• **INSTRUCTION**: Copy each line that has the string "которой" somewhere in it.

• **DATASET**:

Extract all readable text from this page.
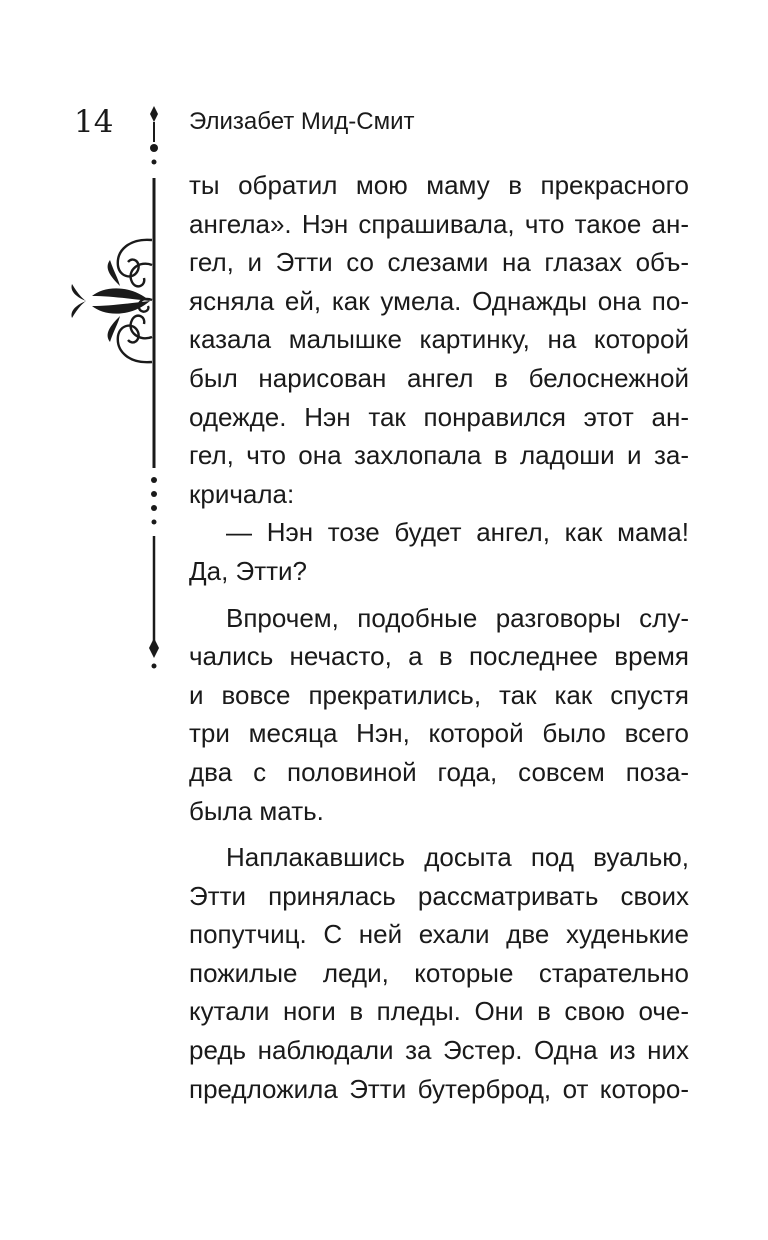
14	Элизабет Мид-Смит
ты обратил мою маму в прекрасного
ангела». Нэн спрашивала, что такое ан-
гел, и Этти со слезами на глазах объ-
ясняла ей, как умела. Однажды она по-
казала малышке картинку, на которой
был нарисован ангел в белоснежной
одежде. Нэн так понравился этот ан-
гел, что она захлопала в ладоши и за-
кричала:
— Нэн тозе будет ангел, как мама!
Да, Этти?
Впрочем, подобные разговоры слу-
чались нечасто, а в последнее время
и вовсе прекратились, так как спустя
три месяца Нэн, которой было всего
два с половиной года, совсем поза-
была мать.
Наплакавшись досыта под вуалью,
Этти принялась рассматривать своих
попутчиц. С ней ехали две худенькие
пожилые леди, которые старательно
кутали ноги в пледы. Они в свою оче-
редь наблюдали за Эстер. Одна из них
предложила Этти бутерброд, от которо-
==
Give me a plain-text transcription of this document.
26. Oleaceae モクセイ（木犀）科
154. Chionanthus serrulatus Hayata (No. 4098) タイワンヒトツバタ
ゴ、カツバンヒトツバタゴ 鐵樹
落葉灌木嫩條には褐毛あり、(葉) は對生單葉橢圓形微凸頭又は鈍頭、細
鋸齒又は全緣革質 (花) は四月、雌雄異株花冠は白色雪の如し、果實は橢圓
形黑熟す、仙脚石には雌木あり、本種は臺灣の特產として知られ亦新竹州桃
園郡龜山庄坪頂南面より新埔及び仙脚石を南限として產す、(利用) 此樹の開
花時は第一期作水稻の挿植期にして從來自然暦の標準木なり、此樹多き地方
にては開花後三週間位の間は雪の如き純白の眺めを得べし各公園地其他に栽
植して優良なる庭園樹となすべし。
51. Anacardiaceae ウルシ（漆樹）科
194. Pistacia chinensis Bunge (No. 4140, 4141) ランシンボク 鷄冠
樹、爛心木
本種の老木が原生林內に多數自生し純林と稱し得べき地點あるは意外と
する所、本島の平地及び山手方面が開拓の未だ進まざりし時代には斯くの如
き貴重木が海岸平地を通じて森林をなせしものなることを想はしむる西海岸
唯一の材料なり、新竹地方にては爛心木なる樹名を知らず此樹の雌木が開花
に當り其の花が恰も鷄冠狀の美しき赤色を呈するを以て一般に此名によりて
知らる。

• **FULL OUTPUT**:
казала малышке картинку, на которой
три месяца Нэн, которой было всего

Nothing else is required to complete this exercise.